■ **To be done**
Copy each line that has the string "Marks" somewhere in it.

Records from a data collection
┄┄┄┄┄┄┄┄┄┄┄┄┄┄┄┄┄┄┄┄

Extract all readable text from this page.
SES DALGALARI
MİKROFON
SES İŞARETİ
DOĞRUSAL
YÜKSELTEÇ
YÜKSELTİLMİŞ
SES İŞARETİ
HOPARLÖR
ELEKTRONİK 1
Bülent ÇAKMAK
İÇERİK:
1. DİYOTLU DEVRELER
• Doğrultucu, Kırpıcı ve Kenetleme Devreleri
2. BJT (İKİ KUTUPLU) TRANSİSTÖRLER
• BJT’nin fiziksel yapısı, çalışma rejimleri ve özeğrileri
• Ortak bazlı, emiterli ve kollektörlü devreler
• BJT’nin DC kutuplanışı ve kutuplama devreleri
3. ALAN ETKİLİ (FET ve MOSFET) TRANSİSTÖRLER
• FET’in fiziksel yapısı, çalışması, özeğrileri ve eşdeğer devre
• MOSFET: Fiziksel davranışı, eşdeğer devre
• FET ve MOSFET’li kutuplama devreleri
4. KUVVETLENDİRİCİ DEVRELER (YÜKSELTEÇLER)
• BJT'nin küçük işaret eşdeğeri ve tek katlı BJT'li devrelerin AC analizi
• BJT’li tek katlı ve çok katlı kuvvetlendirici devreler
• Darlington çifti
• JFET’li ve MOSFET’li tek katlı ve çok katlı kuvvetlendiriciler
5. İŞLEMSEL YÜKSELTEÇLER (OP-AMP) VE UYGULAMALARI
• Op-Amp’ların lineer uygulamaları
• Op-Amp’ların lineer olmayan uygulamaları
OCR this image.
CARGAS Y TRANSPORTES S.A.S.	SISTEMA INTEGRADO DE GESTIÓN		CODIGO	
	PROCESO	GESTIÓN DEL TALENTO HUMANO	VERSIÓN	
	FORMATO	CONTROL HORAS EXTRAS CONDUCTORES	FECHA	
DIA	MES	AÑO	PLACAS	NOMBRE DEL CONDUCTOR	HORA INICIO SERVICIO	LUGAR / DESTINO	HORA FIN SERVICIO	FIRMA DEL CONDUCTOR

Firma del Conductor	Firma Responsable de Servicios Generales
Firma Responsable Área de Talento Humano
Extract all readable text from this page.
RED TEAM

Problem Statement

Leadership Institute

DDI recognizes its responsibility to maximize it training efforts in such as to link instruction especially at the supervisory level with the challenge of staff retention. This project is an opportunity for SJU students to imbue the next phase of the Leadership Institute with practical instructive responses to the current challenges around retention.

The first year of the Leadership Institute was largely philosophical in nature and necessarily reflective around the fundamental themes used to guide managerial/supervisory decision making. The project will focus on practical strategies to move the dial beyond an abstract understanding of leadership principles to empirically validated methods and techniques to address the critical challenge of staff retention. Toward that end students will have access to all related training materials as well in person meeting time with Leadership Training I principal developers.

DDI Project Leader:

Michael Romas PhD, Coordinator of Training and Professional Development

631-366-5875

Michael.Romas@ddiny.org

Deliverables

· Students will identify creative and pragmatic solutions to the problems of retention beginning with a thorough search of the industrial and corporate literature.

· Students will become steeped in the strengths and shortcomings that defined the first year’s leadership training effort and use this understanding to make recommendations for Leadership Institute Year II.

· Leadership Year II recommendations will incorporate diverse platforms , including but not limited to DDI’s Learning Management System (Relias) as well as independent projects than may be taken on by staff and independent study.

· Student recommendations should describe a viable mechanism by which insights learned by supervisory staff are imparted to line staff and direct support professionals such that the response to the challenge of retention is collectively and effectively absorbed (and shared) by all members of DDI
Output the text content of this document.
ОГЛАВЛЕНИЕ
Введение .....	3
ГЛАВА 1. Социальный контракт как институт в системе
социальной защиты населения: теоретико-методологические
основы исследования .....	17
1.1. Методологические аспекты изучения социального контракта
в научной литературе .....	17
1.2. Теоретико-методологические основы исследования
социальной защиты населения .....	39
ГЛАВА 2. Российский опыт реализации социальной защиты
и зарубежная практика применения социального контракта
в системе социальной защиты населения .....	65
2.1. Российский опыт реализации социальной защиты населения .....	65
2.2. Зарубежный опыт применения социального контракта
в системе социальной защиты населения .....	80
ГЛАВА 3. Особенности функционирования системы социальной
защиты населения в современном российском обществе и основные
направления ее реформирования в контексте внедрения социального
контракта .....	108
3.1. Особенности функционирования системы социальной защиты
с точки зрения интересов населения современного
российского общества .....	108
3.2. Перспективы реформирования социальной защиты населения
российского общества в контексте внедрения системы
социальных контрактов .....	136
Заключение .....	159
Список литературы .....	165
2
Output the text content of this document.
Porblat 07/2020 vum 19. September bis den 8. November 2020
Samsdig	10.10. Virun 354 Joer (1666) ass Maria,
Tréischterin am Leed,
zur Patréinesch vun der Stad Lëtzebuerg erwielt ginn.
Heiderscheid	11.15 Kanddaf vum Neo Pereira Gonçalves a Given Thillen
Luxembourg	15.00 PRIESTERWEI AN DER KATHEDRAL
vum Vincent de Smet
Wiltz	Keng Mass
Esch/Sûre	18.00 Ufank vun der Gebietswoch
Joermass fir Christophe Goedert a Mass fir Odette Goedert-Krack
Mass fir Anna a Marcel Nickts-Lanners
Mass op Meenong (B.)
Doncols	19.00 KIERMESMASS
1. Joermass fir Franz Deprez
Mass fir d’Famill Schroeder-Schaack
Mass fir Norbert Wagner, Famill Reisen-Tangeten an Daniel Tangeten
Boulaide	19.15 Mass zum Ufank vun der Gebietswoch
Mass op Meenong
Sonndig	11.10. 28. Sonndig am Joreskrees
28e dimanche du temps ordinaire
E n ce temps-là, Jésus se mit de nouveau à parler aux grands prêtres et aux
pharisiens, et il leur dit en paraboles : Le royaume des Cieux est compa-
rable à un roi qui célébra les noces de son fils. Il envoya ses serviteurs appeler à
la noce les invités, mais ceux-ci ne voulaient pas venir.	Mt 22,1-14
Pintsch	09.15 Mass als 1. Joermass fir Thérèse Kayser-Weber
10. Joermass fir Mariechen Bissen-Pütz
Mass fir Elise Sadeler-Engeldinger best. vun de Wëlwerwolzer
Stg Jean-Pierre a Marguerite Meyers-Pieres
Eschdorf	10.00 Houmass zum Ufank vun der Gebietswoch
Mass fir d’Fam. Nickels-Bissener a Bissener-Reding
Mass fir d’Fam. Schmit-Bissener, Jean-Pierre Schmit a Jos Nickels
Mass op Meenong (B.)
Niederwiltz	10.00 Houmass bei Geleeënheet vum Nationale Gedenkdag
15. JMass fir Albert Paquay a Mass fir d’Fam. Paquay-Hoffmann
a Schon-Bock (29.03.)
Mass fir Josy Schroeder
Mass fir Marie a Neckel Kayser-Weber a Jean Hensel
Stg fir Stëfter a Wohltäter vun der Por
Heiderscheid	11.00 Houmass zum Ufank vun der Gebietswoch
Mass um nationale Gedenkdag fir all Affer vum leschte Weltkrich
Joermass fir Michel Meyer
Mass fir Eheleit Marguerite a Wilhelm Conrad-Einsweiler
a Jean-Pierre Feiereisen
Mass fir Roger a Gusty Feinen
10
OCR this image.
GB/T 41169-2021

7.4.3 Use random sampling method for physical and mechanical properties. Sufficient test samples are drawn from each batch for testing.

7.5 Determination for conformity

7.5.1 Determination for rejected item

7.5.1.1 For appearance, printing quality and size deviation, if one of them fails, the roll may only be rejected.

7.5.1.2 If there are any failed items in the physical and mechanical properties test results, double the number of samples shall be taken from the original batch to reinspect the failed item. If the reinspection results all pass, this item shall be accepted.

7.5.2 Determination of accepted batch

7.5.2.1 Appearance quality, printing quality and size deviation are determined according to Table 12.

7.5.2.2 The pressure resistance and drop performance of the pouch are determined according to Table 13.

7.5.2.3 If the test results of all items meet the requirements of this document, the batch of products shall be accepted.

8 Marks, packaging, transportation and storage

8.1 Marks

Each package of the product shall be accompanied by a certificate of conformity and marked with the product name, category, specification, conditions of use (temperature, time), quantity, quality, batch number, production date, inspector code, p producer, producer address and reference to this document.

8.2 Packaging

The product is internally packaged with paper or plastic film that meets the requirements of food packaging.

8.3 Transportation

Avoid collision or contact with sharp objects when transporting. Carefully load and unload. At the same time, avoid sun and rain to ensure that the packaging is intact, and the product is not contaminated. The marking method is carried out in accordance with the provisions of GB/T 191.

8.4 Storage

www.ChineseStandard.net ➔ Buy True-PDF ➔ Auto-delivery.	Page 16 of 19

┄┄┄┄┄┄┄┄┄┄┄┄┄┄┄┄┄┄┄┄

■ **Exercise response**
8 Marks, packaging, transportation and storage
8.1 Marks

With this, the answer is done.